Task goal
What is the number of lines in these entries that contain "triangle"? State it alone.

Dataset records on visual material
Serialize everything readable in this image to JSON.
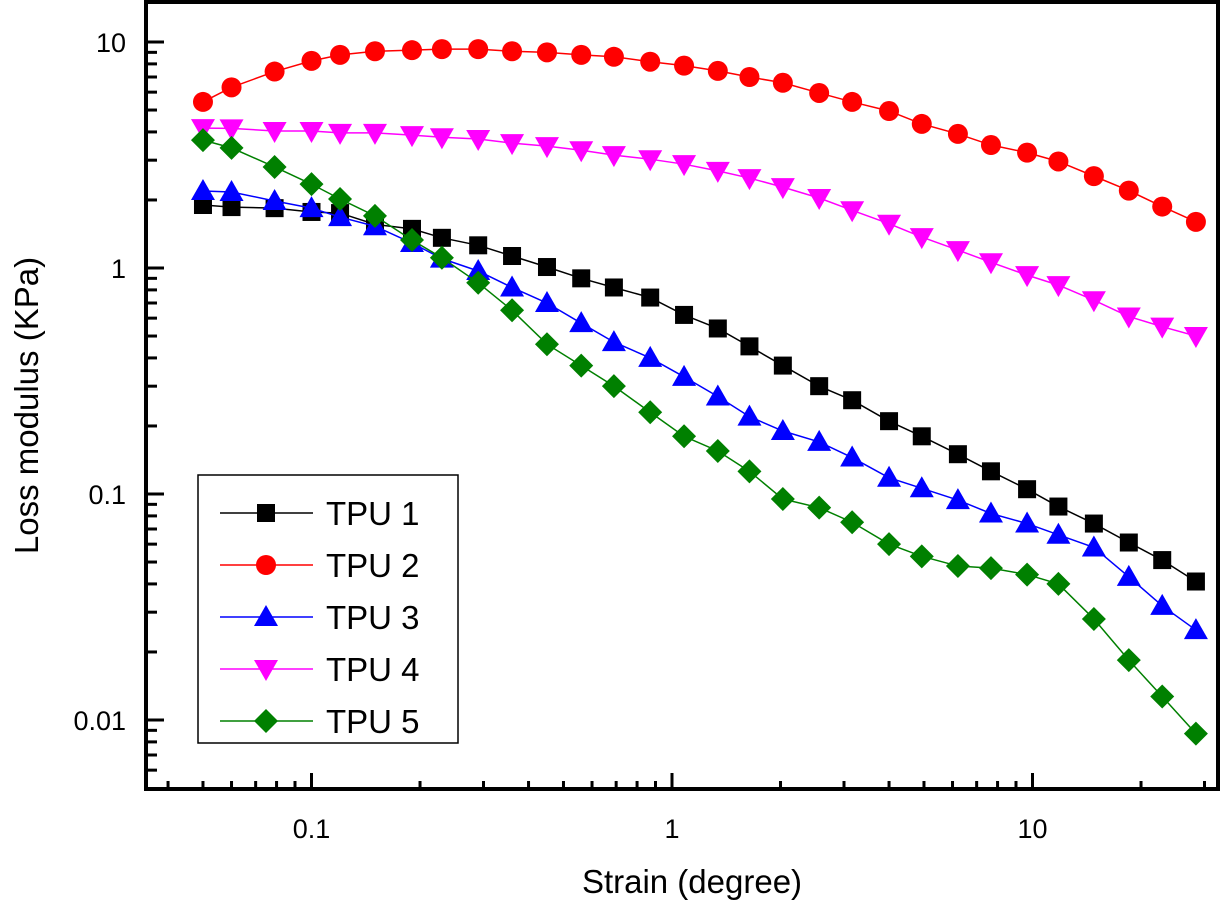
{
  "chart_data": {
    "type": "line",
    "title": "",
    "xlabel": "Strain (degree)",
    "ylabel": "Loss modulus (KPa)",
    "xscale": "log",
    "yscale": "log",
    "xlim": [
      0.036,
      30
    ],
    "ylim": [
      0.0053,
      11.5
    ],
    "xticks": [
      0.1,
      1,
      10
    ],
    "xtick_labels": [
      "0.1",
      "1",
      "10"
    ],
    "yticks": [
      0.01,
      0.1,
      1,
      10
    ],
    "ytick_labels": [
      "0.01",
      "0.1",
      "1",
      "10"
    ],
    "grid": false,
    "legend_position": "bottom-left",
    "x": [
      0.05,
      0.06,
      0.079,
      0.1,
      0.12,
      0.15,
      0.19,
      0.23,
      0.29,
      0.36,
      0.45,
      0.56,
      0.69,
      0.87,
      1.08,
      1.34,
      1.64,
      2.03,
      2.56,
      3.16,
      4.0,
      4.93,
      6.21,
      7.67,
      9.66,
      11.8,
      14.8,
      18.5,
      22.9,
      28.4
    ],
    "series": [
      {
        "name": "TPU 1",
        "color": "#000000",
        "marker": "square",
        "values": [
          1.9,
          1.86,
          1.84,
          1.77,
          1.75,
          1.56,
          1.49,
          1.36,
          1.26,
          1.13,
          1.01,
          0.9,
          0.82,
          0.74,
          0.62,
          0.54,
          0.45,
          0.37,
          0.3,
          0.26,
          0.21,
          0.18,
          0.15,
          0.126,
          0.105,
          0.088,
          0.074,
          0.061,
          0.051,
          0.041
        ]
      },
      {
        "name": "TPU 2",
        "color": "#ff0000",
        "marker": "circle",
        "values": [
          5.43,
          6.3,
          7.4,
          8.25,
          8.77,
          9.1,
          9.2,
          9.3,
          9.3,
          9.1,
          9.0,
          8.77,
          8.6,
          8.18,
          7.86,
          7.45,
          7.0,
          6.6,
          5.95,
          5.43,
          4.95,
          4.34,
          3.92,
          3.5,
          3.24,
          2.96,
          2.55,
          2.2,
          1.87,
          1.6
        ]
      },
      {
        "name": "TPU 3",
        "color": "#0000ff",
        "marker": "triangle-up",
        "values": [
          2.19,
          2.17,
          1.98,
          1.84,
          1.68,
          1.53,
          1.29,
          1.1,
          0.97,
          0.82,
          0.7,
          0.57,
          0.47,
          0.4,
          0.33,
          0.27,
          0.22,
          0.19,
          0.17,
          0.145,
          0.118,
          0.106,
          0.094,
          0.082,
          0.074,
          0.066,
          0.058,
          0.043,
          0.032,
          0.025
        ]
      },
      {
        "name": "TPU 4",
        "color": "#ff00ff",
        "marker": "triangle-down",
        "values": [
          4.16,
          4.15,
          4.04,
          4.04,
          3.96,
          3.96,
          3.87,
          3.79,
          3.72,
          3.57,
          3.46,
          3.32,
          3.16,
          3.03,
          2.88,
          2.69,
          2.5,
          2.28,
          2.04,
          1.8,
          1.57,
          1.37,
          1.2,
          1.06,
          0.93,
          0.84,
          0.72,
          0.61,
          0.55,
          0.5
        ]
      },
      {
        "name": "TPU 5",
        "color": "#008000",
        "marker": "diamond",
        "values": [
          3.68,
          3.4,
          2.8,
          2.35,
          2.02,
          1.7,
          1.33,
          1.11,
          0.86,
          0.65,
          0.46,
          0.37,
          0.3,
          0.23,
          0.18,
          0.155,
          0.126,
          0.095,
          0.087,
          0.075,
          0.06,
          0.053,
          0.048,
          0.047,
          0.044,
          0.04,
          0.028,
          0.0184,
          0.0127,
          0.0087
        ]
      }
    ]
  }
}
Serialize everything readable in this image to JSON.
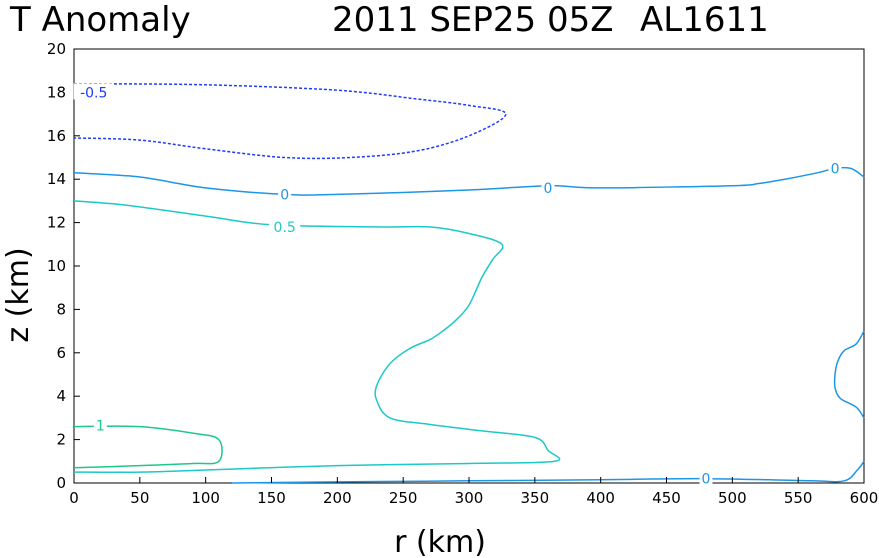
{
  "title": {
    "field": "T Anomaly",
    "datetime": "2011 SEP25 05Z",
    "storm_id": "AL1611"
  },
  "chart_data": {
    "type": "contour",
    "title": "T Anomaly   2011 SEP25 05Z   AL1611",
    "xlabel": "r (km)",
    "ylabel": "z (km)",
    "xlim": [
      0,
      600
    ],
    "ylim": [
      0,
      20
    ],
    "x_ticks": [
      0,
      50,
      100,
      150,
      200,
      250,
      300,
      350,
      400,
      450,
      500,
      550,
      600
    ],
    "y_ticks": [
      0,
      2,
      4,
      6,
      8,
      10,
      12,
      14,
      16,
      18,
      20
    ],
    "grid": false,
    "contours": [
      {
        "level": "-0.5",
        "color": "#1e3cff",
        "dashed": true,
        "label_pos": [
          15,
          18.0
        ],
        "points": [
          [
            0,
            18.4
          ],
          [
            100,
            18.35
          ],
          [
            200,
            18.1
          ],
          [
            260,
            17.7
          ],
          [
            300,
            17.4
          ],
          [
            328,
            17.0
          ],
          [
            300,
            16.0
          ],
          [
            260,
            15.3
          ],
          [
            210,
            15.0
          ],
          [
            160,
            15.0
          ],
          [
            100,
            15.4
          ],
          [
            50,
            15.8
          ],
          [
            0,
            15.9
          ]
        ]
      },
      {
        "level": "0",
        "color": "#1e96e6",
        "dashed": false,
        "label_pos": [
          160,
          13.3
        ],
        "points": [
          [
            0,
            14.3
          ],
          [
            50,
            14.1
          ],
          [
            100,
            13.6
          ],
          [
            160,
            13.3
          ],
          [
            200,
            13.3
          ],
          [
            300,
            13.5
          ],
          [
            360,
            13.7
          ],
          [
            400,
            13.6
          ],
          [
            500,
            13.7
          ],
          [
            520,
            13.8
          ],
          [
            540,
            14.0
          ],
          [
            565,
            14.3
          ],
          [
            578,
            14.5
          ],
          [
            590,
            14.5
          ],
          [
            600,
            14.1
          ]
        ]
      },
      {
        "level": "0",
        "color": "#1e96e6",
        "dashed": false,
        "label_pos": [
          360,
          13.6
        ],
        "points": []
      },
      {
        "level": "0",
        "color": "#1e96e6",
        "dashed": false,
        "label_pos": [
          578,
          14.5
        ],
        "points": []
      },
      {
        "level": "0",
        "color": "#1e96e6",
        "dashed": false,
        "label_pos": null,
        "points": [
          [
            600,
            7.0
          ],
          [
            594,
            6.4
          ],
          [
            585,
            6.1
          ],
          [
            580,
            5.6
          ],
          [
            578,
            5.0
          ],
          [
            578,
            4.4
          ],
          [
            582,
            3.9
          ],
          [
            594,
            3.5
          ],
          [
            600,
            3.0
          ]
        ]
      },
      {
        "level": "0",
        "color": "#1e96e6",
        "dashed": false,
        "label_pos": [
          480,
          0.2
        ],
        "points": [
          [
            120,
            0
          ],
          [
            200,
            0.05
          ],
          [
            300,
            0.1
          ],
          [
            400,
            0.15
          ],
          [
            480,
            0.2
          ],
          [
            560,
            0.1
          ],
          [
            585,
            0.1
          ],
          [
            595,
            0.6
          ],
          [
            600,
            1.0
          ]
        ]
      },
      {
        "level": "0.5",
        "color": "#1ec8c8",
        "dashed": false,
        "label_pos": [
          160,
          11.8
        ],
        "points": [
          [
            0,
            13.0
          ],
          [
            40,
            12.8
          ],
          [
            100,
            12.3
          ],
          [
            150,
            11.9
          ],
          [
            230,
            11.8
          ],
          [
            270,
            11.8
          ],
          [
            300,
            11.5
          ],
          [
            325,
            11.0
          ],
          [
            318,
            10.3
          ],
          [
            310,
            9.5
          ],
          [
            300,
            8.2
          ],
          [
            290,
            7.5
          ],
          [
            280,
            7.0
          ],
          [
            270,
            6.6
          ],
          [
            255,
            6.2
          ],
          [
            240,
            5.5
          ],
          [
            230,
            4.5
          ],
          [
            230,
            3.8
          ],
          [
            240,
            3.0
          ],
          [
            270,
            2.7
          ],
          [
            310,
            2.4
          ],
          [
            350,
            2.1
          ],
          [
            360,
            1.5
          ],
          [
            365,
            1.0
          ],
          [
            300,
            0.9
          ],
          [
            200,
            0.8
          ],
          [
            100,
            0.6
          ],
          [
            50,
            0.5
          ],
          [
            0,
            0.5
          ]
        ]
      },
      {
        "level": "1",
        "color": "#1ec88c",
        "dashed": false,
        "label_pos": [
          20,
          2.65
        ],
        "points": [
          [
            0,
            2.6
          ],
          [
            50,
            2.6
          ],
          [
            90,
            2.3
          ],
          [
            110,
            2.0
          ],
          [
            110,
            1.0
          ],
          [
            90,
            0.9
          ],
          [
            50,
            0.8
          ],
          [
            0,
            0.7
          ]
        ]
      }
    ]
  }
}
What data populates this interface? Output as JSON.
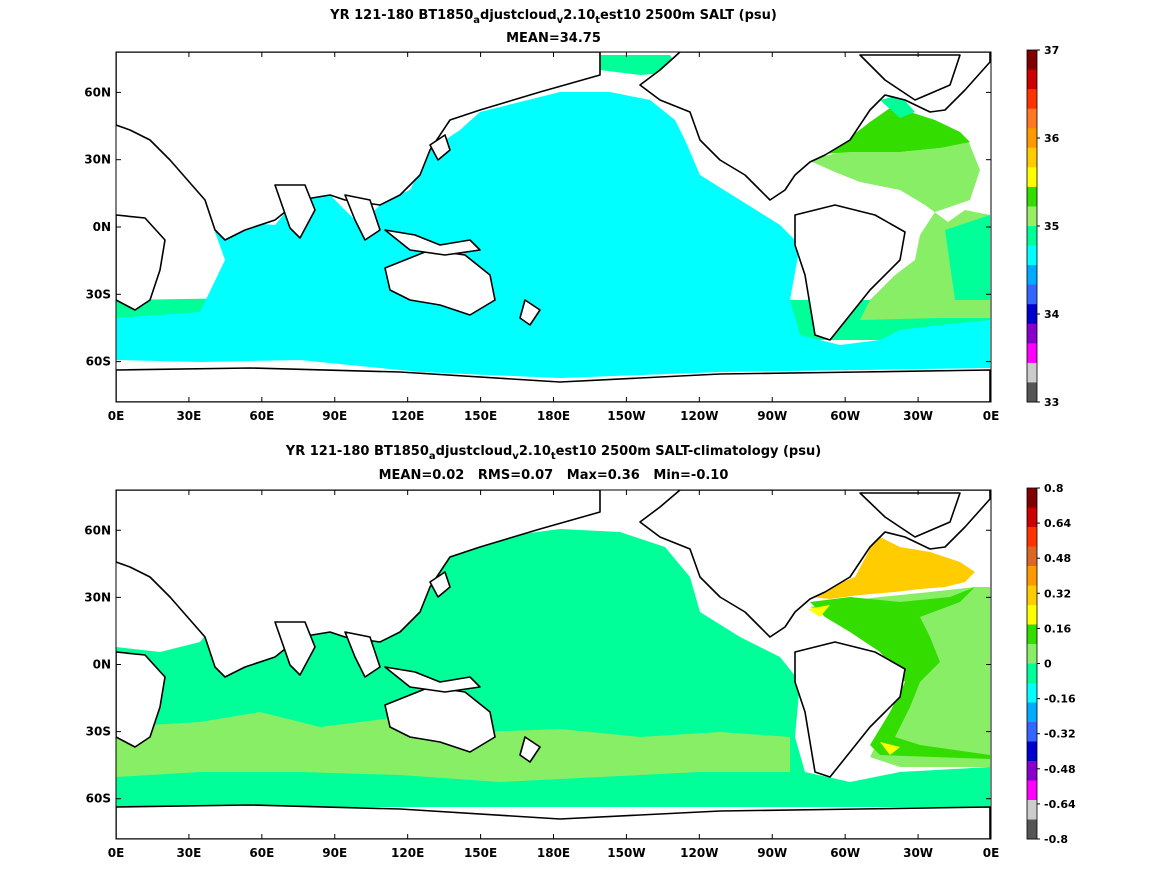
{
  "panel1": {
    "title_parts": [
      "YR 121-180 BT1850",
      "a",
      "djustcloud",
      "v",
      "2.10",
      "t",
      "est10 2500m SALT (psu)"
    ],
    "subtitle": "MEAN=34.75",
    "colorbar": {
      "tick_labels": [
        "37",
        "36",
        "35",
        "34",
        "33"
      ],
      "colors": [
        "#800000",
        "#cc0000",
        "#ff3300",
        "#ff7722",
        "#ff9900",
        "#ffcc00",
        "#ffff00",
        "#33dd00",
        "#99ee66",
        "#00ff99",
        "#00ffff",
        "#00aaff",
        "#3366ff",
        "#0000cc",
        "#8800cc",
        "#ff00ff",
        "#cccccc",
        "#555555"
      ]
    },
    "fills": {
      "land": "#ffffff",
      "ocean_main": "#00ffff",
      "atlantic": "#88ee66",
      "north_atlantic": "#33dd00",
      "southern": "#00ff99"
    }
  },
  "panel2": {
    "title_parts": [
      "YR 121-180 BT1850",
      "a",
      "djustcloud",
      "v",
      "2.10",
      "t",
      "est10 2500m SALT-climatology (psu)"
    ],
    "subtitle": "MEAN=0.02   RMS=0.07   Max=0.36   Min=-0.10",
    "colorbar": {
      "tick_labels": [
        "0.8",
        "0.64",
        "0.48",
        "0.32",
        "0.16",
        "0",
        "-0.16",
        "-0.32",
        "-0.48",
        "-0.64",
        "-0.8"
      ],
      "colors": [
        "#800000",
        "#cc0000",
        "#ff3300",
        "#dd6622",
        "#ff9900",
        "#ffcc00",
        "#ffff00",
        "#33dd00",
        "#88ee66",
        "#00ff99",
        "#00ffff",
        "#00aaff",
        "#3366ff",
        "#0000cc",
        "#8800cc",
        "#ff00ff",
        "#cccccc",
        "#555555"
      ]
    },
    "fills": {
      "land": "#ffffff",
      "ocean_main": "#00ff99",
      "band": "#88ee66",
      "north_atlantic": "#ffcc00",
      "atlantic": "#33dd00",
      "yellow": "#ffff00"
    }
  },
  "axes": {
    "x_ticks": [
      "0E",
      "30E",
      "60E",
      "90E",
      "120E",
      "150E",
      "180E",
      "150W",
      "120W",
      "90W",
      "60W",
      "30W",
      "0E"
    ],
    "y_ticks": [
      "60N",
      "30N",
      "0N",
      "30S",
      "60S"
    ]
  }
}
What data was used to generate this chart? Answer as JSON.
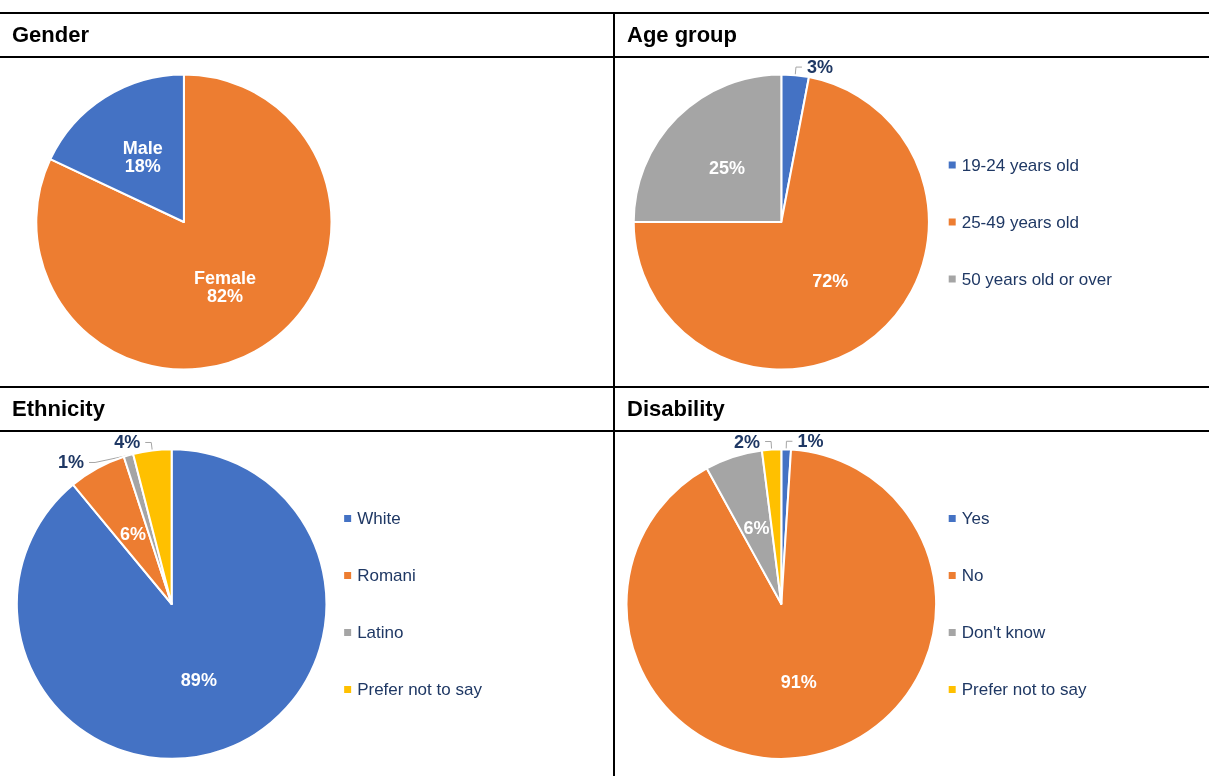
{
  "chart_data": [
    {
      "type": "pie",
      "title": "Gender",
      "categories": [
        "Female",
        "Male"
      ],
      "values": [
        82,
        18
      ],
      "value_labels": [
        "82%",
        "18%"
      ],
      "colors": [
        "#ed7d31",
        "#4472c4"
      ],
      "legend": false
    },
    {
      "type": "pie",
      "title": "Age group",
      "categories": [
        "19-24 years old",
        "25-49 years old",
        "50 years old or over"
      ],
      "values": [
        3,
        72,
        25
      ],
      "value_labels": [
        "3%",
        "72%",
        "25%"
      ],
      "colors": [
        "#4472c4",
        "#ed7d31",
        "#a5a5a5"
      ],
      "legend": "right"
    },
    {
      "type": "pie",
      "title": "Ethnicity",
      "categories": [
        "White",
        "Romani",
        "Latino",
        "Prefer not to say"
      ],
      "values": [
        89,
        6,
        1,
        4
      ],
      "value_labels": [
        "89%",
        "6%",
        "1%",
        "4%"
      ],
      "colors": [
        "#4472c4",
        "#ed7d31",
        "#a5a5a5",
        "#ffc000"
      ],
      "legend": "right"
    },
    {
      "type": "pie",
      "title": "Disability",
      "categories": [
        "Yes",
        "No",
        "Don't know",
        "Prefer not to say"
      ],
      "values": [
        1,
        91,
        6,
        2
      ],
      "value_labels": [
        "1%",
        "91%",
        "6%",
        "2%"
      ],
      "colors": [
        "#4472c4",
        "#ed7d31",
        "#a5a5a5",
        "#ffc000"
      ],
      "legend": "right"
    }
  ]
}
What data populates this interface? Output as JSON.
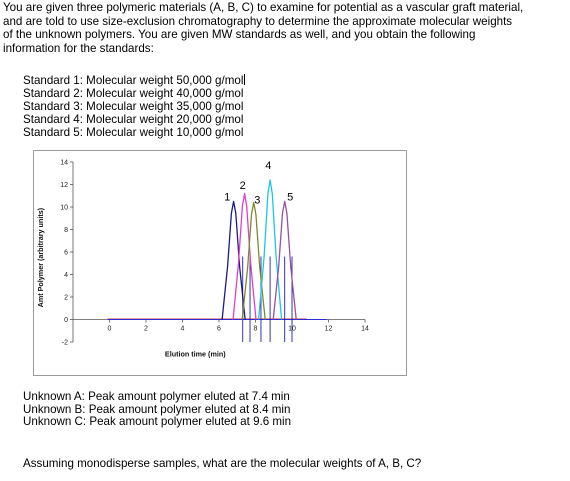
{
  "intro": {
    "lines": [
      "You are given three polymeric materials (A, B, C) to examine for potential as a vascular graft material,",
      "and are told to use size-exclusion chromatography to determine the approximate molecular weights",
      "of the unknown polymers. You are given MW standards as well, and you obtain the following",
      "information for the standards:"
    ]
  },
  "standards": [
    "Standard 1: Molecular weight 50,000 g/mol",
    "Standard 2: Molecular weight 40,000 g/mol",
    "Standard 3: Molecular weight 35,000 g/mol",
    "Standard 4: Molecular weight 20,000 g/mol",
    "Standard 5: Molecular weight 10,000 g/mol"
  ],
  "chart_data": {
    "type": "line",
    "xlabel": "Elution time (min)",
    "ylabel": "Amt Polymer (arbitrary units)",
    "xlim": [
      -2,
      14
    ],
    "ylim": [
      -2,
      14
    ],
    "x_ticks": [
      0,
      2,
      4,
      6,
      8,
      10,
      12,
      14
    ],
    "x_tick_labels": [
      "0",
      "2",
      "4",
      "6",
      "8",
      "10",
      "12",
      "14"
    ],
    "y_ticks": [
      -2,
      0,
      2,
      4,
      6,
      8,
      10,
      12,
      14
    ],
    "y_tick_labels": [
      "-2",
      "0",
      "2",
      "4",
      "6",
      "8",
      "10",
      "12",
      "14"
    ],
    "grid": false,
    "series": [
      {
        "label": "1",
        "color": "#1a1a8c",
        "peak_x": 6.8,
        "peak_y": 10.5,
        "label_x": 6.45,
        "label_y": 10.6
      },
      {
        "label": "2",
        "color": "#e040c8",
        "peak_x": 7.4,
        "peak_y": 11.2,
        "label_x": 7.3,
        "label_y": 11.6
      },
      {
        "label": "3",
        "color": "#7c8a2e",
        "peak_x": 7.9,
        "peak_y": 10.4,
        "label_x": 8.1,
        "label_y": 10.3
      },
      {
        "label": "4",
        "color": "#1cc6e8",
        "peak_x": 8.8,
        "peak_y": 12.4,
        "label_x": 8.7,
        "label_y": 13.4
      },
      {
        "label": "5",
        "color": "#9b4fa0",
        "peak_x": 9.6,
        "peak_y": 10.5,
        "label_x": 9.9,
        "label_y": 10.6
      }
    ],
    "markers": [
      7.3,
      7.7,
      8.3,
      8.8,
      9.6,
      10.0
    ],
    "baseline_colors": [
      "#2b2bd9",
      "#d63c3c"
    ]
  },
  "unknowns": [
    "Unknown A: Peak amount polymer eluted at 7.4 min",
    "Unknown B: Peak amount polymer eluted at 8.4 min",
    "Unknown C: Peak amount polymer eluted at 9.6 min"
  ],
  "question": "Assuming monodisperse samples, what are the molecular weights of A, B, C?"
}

Task solution
2